(Stored data)
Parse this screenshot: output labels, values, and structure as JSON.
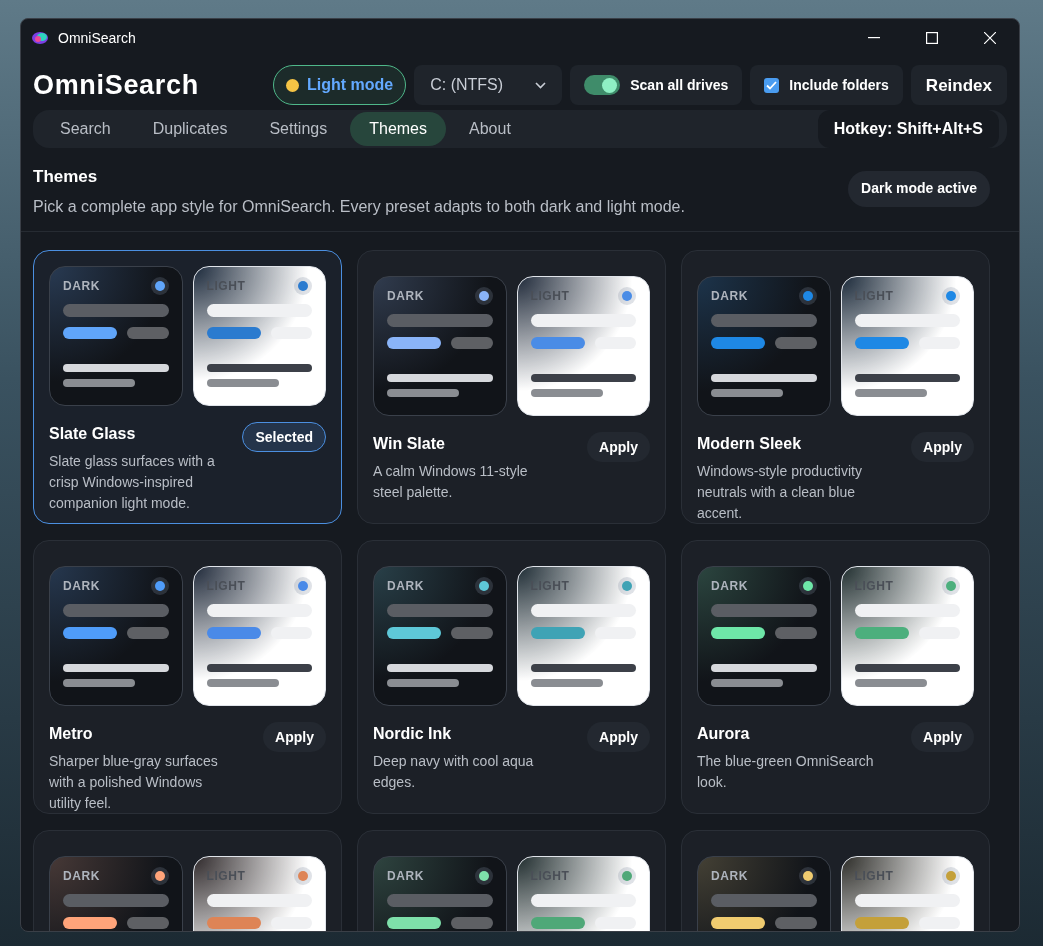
{
  "window": {
    "title": "OmniSearch"
  },
  "app_title": "OmniSearch",
  "toolbar": {
    "mode_button": {
      "label": "Light mode"
    },
    "drive": {
      "value": "C: (NTFS)"
    },
    "scan_all_drives": {
      "label": "Scan all drives",
      "on": true
    },
    "include_folders": {
      "label": "Include folders",
      "checked": true
    },
    "reindex": {
      "label": "Reindex"
    }
  },
  "tabs": [
    {
      "label": "Search",
      "selected": false
    },
    {
      "label": "Duplicates",
      "selected": false
    },
    {
      "label": "Settings",
      "selected": false
    },
    {
      "label": "Themes",
      "selected": true
    },
    {
      "label": "About",
      "selected": false
    }
  ],
  "hotkey": "Hotkey: Shift+Alt+S",
  "section": {
    "title": "Themes",
    "description": "Pick a complete app style for OmniSearch. Every preset adapts to both dark and light mode.",
    "status": "Dark mode active"
  },
  "themes": [
    {
      "name": "Slate Glass",
      "description": "Slate glass surfaces with a crisp Windows-inspired companion light mode.",
      "button": "Selected",
      "selected": true,
      "previews": [
        {
          "label": "DARK",
          "color": "#60a5fa"
        },
        {
          "label": "LIGHT",
          "color": "#2b7bcf"
        }
      ]
    },
    {
      "name": "Win Slate",
      "description": "A calm Windows 11-style steel palette.",
      "button": "Apply",
      "selected": false,
      "previews": [
        {
          "label": "DARK",
          "color": "#8ab4f8"
        },
        {
          "label": "LIGHT",
          "color": "#4a8ce6"
        }
      ]
    },
    {
      "name": "Modern Sleek",
      "description": "Windows-style productivity neutrals with a clean blue accent.",
      "button": "Apply",
      "selected": false,
      "previews": [
        {
          "label": "DARK",
          "color": "#1e88e5"
        },
        {
          "label": "LIGHT",
          "color": "#1e88e5"
        }
      ]
    },
    {
      "name": "Metro",
      "description": "Sharper blue-gray surfaces with a polished Windows utility feel.",
      "button": "Apply",
      "selected": false,
      "previews": [
        {
          "label": "DARK",
          "color": "#4f9cf9"
        },
        {
          "label": "LIGHT",
          "color": "#4a8ae8"
        }
      ]
    },
    {
      "name": "Nordic Ink",
      "description": "Deep navy with cool aqua edges.",
      "button": "Apply",
      "selected": false,
      "previews": [
        {
          "label": "DARK",
          "color": "#5ec8d8"
        },
        {
          "label": "LIGHT",
          "color": "#3fa3b5"
        }
      ]
    },
    {
      "name": "Aurora",
      "description": "The blue-green OmniSearch look.",
      "button": "Apply",
      "selected": false,
      "previews": [
        {
          "label": "DARK",
          "color": "#6ee7a8"
        },
        {
          "label": "LIGHT",
          "color": "#4caf7d"
        }
      ]
    },
    {
      "previews": [
        {
          "label": "DARK",
          "color": "#ffa47a"
        },
        {
          "label": "LIGHT",
          "color": "#de8456"
        }
      ]
    },
    {
      "previews": [
        {
          "label": "DARK",
          "color": "#7ee0aa"
        },
        {
          "label": "LIGHT",
          "color": "#4fa878"
        }
      ]
    },
    {
      "previews": [
        {
          "label": "DARK",
          "color": "#f0cc70"
        },
        {
          "label": "LIGHT",
          "color": "#c4a03a"
        }
      ]
    }
  ]
}
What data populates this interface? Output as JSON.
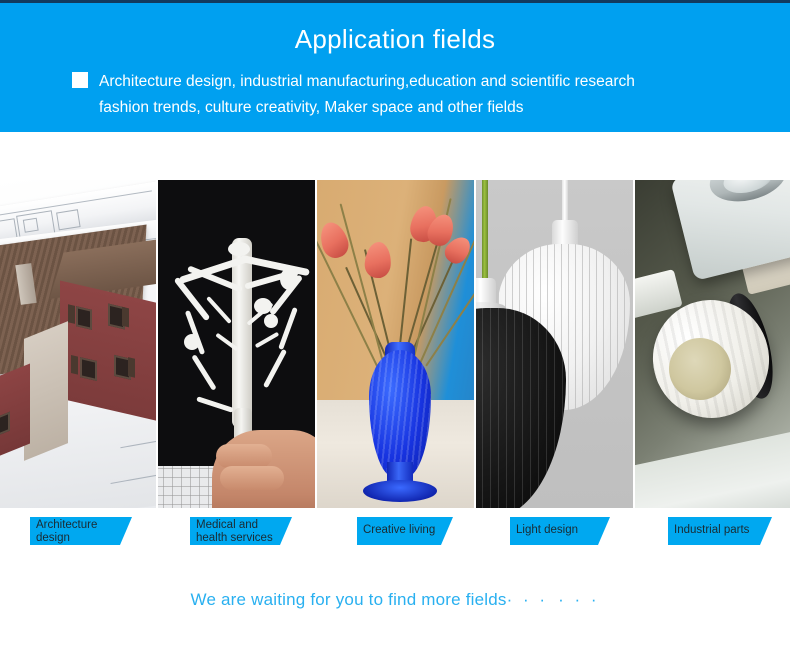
{
  "banner": {
    "title": "Application fields",
    "bullet_icon": "white-square-bullet",
    "line1": "Architecture design, industrial manufacturing,education and scientific research",
    "line2": "fashion trends, culture creativity, Maker space and other fields",
    "bg_color": "#00a0f0",
    "text_color": "#ffffff"
  },
  "gallery": {
    "items": [
      {
        "id": "architecture",
        "label_line1": "Architecture",
        "label_line2": "design",
        "alt": "3D printed house model resting on rolled architectural blueprints"
      },
      {
        "id": "medical",
        "label_line1": "Medical and",
        "label_line2": "health services",
        "alt": "Hand holding a white 3D printed vascular / organ anatomy model on black background"
      },
      {
        "id": "creative-living",
        "label_line1": "Creative living",
        "label_line2": "",
        "alt": "Blue 3D printed spiral vase holding pink tulips on a table"
      },
      {
        "id": "light-design",
        "label_line1": "Light design",
        "label_line2": "",
        "alt": "Black and white ribbed 3D printed pendant lamp shades"
      },
      {
        "id": "industrial-parts",
        "label_line1": "Industrial parts",
        "label_line2": "",
        "alt": "White 3D printed plastic industrial pipe fitting with black o-ring"
      }
    ],
    "label_bg_color": "#00a8f0",
    "label_text_color": "#1a2b33"
  },
  "footer": {
    "tagline": "We are waiting for you to find more fields",
    "dots": "· · ·",
    "dots2": "· · ·",
    "color": "#29b0f0"
  }
}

**AIM**
Return every line containing "holding".

**RESPONSE TO THE EXERCISE**
        "alt": "Hand holding a white 3D printed vascular / organ anatomy model on black background"
        "alt": "Blue 3D printed spiral vase holding pink tulips on a table"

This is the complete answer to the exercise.